◆ Given problem
Which lines have the string "родильный"? Copy all of them from the entries below.
Begin Extracted entries
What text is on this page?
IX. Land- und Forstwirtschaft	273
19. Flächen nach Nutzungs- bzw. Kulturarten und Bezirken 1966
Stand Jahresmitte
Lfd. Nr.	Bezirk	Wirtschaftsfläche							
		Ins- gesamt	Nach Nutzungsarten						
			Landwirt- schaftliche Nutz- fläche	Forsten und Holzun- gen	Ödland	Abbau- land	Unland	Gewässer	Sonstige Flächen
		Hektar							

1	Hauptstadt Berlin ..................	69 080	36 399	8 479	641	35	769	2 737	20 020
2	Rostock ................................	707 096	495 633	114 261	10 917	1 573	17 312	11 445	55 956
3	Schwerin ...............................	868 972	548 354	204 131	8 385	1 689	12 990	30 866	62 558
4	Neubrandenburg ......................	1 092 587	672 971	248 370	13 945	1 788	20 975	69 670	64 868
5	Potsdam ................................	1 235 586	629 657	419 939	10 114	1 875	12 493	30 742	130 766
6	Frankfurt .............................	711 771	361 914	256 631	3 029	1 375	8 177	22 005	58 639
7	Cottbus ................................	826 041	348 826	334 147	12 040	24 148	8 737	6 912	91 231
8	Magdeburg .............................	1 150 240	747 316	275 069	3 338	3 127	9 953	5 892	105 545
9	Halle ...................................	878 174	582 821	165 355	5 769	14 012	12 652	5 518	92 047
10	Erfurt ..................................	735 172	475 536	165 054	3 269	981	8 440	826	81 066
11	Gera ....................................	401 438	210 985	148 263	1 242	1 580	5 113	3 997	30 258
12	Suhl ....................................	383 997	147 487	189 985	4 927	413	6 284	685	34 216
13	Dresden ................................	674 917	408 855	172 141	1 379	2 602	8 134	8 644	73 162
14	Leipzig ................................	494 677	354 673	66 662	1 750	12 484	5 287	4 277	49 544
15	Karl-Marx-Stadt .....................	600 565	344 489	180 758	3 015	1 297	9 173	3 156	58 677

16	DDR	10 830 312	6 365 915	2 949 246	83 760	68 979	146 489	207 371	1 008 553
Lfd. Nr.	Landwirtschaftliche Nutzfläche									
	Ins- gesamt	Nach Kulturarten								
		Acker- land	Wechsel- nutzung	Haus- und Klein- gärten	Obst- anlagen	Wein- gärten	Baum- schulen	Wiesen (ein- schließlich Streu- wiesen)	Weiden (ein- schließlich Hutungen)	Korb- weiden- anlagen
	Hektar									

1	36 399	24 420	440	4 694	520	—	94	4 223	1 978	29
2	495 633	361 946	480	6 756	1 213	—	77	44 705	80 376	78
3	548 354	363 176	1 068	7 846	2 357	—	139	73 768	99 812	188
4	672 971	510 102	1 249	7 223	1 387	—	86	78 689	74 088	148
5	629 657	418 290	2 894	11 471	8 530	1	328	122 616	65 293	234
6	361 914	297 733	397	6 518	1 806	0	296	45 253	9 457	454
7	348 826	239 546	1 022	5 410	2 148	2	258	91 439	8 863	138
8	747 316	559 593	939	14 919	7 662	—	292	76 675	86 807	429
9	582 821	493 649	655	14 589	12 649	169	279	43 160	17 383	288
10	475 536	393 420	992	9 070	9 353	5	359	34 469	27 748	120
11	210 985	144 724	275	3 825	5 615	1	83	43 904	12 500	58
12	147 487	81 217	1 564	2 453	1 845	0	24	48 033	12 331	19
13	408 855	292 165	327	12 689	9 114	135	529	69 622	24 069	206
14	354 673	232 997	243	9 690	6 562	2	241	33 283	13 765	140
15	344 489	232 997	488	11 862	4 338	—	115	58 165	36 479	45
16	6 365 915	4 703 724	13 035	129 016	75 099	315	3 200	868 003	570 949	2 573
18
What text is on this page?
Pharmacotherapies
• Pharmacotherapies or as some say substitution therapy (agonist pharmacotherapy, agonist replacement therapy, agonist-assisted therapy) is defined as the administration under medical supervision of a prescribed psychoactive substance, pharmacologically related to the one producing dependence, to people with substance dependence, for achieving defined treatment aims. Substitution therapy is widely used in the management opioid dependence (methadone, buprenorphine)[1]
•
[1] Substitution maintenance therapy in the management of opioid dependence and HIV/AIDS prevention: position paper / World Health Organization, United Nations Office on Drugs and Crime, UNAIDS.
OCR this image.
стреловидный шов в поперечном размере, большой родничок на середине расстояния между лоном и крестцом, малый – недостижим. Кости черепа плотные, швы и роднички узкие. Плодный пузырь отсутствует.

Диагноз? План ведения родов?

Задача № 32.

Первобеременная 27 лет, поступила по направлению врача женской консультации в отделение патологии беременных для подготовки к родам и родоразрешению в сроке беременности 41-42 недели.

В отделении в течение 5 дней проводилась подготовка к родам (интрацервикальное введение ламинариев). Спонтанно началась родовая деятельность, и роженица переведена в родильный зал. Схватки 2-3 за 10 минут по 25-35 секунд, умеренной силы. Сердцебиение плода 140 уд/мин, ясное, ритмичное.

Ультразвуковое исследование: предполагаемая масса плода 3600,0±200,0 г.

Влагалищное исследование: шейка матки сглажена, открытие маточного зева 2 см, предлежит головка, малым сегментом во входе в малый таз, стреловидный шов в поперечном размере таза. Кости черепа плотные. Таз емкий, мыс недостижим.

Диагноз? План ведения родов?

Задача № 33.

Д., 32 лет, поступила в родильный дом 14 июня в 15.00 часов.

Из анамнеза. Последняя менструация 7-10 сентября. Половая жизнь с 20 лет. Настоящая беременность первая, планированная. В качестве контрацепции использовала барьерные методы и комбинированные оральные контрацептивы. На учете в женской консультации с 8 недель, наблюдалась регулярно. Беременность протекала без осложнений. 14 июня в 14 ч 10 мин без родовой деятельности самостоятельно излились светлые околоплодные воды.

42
End Extracted entries
◆ Final result
В отделении в течение 5 дней проводилась подготовка к родам (интрацервикальное введение ламинариев). Спонтанно началась родовая деятельность, и роженица переведена в родильный зал. Схватки 2-3 за 10 минут по 25-35 секунд, умеренной силы. Сердцебиение плода 140 уд/мин, ясное, ритмичное.
Д., 32 лет, поступила в родильный дом 14 июня в 15.00 часов.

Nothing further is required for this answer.